Aim of the task —
Read through the data and report every line in which the word "Groningen" occurs.

Records to use —
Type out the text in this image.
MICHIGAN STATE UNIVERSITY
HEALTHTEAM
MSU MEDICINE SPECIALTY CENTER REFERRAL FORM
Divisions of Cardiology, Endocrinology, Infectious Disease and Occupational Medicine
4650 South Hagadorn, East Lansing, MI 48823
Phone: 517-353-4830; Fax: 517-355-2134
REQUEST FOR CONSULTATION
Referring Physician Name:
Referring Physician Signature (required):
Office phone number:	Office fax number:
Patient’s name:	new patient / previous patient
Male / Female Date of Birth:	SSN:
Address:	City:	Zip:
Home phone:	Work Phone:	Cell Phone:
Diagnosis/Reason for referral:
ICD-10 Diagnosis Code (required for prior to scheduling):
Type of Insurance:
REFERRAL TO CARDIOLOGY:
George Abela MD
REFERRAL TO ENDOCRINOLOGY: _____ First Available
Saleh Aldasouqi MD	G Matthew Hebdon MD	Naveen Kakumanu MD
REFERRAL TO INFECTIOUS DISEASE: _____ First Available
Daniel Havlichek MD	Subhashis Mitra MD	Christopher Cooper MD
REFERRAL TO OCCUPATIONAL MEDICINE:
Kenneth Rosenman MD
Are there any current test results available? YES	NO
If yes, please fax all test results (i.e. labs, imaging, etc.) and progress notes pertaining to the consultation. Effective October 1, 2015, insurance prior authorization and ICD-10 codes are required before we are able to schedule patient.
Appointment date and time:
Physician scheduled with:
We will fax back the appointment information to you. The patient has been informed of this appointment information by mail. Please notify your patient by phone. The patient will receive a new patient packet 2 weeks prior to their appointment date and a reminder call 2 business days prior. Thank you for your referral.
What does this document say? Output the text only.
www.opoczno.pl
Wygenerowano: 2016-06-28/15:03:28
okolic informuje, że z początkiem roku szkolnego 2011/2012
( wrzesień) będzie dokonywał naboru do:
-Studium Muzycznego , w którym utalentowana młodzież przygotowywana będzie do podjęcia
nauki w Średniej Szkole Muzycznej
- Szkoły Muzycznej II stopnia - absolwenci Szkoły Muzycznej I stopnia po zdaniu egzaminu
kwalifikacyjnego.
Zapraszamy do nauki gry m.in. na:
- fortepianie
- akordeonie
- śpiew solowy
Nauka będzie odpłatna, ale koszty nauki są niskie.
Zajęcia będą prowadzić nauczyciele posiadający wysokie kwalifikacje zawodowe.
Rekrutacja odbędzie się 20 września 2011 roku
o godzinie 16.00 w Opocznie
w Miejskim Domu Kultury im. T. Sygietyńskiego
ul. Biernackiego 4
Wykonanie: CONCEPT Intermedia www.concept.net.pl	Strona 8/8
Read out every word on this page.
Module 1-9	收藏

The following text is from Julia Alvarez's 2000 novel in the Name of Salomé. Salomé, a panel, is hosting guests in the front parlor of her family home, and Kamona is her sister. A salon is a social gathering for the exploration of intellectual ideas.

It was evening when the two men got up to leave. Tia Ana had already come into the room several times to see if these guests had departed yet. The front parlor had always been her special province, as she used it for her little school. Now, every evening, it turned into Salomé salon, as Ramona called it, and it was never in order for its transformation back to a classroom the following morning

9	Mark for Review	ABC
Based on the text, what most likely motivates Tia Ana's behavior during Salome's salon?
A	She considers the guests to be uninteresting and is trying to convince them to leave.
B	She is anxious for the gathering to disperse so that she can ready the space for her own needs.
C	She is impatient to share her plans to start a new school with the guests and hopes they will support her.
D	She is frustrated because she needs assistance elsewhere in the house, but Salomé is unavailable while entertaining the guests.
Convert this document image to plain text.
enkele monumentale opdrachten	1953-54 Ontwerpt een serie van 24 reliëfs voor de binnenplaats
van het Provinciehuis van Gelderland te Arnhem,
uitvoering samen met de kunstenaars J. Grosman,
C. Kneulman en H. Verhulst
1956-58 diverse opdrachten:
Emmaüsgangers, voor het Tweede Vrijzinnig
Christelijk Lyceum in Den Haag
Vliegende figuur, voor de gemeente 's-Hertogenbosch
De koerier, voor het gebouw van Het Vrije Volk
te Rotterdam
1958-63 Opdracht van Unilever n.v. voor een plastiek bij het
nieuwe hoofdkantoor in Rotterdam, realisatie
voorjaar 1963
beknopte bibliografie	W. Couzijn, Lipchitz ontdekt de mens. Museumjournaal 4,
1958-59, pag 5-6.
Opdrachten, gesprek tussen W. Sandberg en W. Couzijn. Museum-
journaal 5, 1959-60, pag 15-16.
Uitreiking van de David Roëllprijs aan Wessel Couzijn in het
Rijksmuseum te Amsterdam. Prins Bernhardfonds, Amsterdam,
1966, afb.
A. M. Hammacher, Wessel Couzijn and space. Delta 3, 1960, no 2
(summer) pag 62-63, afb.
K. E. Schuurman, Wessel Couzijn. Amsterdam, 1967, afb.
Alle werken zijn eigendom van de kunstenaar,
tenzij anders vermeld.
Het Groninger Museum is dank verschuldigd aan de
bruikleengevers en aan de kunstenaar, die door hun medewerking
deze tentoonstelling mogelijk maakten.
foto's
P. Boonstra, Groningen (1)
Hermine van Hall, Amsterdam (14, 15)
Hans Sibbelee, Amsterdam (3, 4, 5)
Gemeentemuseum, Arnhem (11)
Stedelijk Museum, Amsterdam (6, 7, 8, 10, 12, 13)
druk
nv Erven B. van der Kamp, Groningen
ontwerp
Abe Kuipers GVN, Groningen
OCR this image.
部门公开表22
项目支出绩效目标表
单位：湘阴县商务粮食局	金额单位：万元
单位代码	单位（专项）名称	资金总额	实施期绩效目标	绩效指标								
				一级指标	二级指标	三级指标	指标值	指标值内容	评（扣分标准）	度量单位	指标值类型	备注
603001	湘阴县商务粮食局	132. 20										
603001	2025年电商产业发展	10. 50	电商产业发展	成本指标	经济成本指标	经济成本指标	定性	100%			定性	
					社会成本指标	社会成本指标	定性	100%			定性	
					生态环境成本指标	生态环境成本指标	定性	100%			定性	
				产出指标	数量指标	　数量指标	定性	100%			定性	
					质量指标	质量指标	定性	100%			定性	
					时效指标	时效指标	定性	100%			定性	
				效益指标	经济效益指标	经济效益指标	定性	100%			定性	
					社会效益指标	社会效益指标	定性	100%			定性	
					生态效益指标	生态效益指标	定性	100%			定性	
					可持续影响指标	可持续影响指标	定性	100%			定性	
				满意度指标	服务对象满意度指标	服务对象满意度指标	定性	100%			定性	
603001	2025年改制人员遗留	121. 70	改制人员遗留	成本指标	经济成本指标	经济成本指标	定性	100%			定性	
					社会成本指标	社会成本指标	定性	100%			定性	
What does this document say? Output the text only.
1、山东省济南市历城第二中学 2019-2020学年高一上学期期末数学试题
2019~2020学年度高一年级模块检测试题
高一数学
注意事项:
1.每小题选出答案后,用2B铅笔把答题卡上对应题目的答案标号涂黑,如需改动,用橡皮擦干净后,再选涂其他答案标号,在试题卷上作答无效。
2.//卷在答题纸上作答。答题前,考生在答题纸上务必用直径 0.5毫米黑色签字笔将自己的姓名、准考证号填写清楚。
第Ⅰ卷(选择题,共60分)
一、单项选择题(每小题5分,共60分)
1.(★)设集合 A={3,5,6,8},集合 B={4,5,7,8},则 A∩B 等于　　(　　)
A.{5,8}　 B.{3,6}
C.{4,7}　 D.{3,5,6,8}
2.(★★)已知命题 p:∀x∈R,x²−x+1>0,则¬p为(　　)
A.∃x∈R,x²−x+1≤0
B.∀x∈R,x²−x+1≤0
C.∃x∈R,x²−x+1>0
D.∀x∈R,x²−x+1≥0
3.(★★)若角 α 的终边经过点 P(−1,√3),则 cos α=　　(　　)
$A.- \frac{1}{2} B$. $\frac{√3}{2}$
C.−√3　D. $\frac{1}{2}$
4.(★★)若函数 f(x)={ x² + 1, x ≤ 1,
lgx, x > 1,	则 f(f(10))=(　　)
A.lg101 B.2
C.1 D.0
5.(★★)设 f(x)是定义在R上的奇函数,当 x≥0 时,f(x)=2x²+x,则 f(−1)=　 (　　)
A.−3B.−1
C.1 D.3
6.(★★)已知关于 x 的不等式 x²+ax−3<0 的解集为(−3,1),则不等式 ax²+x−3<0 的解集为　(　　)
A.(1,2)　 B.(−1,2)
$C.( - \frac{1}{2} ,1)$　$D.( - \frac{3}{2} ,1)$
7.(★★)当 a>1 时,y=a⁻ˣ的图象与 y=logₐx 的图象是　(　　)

Response to this task —
P. Boonstra, Groningen (1)
nv Erven B. van der Kamp, Groningen
Abe Kuipers GVN, Groningen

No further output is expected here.